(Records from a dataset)
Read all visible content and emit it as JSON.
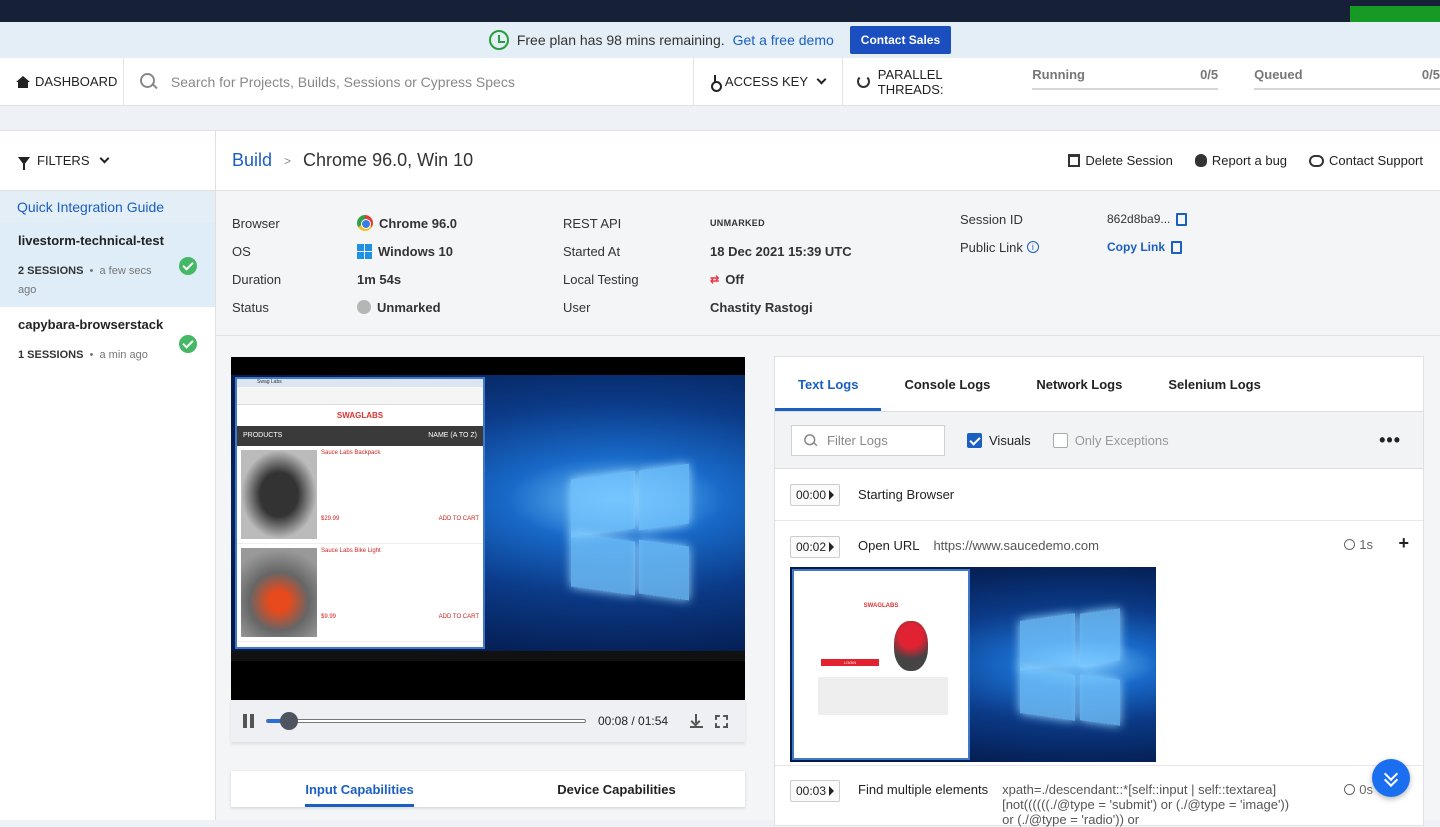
{
  "promo": {
    "text": "Free plan has 98 mins remaining.",
    "link": "Get a free demo",
    "button": "Contact Sales"
  },
  "nav": {
    "dashboard": "DASHBOARD",
    "search_placeholder": "Search for Projects, Builds, Sessions or Cypress Specs",
    "access_key": "ACCESS KEY",
    "parallel_label": "PARALLEL THREADS:",
    "running_label": "Running",
    "running_value": "0/5",
    "queued_label": "Queued",
    "queued_value": "0/5"
  },
  "sidebar": {
    "filters": "FILTERS",
    "guide": "Quick Integration Guide",
    "sessions": [
      {
        "name": "livestorm-technical-test",
        "count": "2 SESSIONS",
        "time": "a few secs ago"
      },
      {
        "name": "capybara-browserstack",
        "count": "1 SESSIONS",
        "time": "a min ago"
      }
    ]
  },
  "header": {
    "crumb": "Build",
    "title": "Chrome 96.0, Win 10",
    "delete": "Delete Session",
    "bug": "Report a bug",
    "support": "Contact Support"
  },
  "info": {
    "browser_label": "Browser",
    "browser": "Chrome 96.0",
    "os_label": "OS",
    "os": "Windows 10",
    "duration_label": "Duration",
    "duration": "1m 54s",
    "status_label": "Status",
    "status": "Unmarked",
    "rest_label": "REST API",
    "rest": "UNMARKED",
    "started_label": "Started At",
    "started": "18 Dec 2021 15:39 UTC",
    "local_label": "Local Testing",
    "local": "Off",
    "user_label": "User",
    "user": "Chastity Rastogi",
    "sid_label": "Session ID",
    "sid": "862d8ba9...",
    "public_label": "Public Link",
    "public": "Copy Link"
  },
  "player": {
    "time": "00:08 / 01:54",
    "progress": 0.07
  },
  "cap_tabs": {
    "input": "Input Capabilities",
    "device": "Device Capabilities"
  },
  "logs": {
    "tabs": [
      "Text Logs",
      "Console Logs",
      "Network Logs",
      "Selenium Logs"
    ],
    "filter_placeholder": "Filter Logs",
    "visuals": "Visuals",
    "only_exceptions": "Only Exceptions",
    "more": "•••",
    "entries": [
      {
        "time": "00:00",
        "cmd": "Starting Browser",
        "arg": ""
      },
      {
        "time": "00:02",
        "cmd": "Open URL",
        "arg": "https://www.saucedemo.com",
        "dur": "1s"
      },
      {
        "time": "00:03",
        "cmd": "Find multiple elements",
        "arg": "xpath=./descendant::*[self::input | self::textarea]",
        "arg2": "[not((((((./@type = 'submit') or (./@type = 'image')) or (./@type = 'radio')) or",
        "dur": "0s"
      }
    ]
  },
  "screen": {
    "app_title": "Swag Labs",
    "logo": "SWAGLABS",
    "products": "PRODUCTS",
    "sort": "NAME (A TO Z)",
    "item1": "Sauce Labs Backpack",
    "price1": "$29.99",
    "item2": "Sauce Labs Bike Light",
    "price2": "$9.99",
    "add": "ADD TO CART",
    "login_btn": "LOGIN"
  }
}
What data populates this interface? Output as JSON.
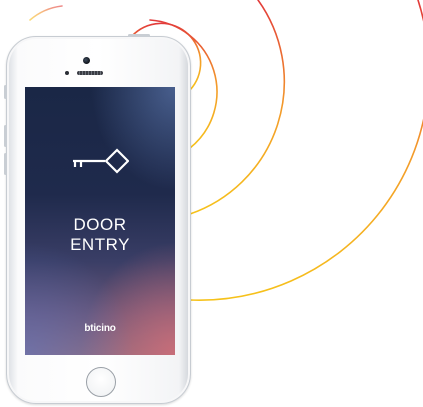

◆ WHAT IS NEEDED
Every entry must be reproduced exactly, with the images left out.

◆ TASK RESPONSE
Read all visible content and emit it as JSON.
{
  "promo": {
    "text": "Free plan has 98 mins remaining.",
    "link": "Get a free demo",
    "button": "Contact Sales"
  },
  "nav": {
    "dashboard": "DASHBOARD",
    "search_placeholder": "Search for Projects, Builds, Sessions or Cypress Specs",
    "access_key": "ACCESS KEY",
    "parallel_label": "PARALLEL THREADS:",
    "running_label": "Running",
    "running_value": "0/5",
    "queued_label": "Queued",
    "queued_value": "0/5"
  },
  "sidebar": {
    "filters": "FILTERS",
    "guide": "Quick Integration Guide",
    "sessions": [
      {
        "name": "livestorm-technical-test",
        "count": "2 SESSIONS",
        "time": "a few secs ago"
      },
      {
        "name": "capybara-browserstack",
        "count": "1 SESSIONS",
        "time": "a min ago"
      }
    ]
  },
  "header": {
    "crumb": "Build",
    "title": "Chrome 96.0, Win 10",
    "delete": "Delete Session",
    "bug": "Report a bug",
    "support": "Contact Support"
  },
  "info": {
    "browser_label": "Browser",
    "browser": "Chrome 96.0",
    "os_label": "OS",
    "os": "Windows 10",
    "duration_label": "Duration",
    "duration": "1m 54s",
    "status_label": "Status",
    "status": "Unmarked",
    "rest_label": "REST API",
    "rest": "UNMARKED",
    "started_label": "Started At",
    "started": "18 Dec 2021 15:39 UTC",
    "local_label": "Local Testing",
    "local": "Off",
    "user_label": "User",
    "user": "Chastity Rastogi",
    "sid_label": "Session ID",
    "sid": "862d8ba9...",
    "public_label": "Public Link",
    "public": "Copy Link"
  },
  "player": {
    "time": "00:08 / 01:54",
    "progress": 0.07
  },
  "cap_tabs": {
    "input": "Input Capabilities",
    "device": "Device Capabilities"
  },
  "logs": {
    "tabs": [
      "Text Logs",
      "Console Logs",
      "Network Logs",
      "Selenium Logs"
    ],
    "filter_placeholder": "Filter Logs",
    "visuals": "Visuals",
    "only_exceptions": "Only Exceptions",
    "more": "•••",
    "entries": [
      {
        "time": "00:00",
        "cmd": "Starting Browser",
        "arg": ""
      },
      {
        "time": "00:02",
        "cmd": "Open URL",
        "arg": "https://www.saucedemo.com",
        "dur": "1s"
      },
      {
        "time": "00:03",
        "cmd": "Find multiple elements",
        "arg": "xpath=./descendant::*[self::input | self::textarea]",
        "arg2": "[not((((((./@type = 'submit') or (./@type = 'image')) or (./@type = 'radio')) or",
        "dur": "0s"
      }
    ]
  },
  "screen": {
    "app_title": "Swag Labs",
    "logo": "SWAGLABS",
    "products": "PRODUCTS",
    "sort": "NAME (A TO Z)",
    "item1": "Sauce Labs Backpack",
    "price1": "$29.99",
    "item2": "Sauce Labs Bike Light",
    "price2": "$9.99",
    "add": "ADD TO CART",
    "login_btn": "LOGIN"
  }
}
What data populates this interface? Output as JSON.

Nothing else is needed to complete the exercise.